▶ **Objective**: Where does the string "Wrap" appear in the records? Copy every line that contains it.

++++ Dataset extract

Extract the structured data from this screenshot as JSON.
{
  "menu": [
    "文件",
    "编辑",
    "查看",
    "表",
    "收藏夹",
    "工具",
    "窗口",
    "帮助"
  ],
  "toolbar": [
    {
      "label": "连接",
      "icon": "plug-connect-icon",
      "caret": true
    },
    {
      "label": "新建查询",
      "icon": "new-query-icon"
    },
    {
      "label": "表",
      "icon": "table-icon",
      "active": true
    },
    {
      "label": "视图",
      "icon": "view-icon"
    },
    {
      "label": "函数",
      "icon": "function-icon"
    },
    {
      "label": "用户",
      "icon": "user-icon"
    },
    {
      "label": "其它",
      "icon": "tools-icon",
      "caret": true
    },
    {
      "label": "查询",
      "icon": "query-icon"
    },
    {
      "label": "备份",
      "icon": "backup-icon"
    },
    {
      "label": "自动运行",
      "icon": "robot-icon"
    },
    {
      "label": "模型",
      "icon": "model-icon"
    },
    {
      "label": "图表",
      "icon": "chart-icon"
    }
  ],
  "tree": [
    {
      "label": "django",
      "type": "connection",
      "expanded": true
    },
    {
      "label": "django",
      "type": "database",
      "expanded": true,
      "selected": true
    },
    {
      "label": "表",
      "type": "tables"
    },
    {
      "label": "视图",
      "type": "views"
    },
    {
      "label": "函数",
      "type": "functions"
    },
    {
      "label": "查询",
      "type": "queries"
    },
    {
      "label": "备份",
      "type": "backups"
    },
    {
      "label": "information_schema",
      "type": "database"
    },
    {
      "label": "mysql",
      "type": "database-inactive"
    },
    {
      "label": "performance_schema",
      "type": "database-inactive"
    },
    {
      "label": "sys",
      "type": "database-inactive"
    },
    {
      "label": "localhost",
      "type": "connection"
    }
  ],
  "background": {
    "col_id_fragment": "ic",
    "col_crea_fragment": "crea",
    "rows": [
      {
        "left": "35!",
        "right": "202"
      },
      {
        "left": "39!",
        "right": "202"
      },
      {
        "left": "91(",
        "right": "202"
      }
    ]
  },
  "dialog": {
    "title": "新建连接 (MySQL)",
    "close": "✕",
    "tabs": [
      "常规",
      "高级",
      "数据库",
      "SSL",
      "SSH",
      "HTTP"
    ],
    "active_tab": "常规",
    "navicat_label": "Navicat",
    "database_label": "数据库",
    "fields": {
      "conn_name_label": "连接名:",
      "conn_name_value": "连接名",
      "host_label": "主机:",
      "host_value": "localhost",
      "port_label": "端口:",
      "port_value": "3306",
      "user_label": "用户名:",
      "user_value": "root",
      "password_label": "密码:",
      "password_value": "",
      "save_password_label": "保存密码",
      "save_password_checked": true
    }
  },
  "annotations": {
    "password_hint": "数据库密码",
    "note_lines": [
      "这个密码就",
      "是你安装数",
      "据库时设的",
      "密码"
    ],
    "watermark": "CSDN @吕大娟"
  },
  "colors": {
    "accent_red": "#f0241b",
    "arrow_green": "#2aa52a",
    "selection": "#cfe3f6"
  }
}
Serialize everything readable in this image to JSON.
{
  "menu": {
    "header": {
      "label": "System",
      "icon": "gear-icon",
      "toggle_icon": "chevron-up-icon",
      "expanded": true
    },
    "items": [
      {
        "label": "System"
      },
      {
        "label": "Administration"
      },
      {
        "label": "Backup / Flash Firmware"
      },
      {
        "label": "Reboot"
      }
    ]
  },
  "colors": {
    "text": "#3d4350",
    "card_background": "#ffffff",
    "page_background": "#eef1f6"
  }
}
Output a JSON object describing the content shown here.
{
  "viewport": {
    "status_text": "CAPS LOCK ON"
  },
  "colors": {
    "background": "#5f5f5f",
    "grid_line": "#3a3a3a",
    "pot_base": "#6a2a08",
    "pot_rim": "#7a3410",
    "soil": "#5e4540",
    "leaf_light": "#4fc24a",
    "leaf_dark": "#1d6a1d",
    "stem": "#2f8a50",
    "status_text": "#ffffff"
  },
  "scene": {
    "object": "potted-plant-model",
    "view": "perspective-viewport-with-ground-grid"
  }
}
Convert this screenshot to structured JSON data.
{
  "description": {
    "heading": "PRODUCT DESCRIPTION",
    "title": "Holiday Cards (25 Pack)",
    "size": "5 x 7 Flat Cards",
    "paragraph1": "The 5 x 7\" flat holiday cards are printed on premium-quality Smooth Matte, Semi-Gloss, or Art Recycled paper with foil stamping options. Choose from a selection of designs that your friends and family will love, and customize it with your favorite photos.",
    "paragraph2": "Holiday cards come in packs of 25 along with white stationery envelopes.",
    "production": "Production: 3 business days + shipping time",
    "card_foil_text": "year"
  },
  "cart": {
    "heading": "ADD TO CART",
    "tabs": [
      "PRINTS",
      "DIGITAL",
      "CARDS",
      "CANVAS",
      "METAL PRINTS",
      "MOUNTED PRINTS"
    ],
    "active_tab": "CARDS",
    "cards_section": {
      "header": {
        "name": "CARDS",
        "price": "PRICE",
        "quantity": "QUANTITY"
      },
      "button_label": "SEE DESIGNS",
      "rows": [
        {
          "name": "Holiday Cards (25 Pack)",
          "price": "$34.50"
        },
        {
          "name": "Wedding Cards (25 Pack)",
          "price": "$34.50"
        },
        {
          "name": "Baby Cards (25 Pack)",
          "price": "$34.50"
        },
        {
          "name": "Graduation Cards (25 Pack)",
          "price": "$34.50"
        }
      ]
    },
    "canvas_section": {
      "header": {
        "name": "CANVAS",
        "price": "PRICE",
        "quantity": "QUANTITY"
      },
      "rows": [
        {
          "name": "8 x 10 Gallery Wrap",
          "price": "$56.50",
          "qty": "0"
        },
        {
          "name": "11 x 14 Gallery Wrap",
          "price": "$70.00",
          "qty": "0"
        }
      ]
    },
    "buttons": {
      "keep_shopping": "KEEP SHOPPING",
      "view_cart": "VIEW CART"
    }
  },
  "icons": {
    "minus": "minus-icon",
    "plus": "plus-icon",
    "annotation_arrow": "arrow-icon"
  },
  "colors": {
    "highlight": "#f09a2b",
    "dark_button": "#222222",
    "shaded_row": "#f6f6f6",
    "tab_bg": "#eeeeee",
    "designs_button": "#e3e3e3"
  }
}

++++++++

▶ **Solution to this task**:
          "name": "8 x 10 Gallery Wrap",
          "name": "11 x 14 Gallery Wrap",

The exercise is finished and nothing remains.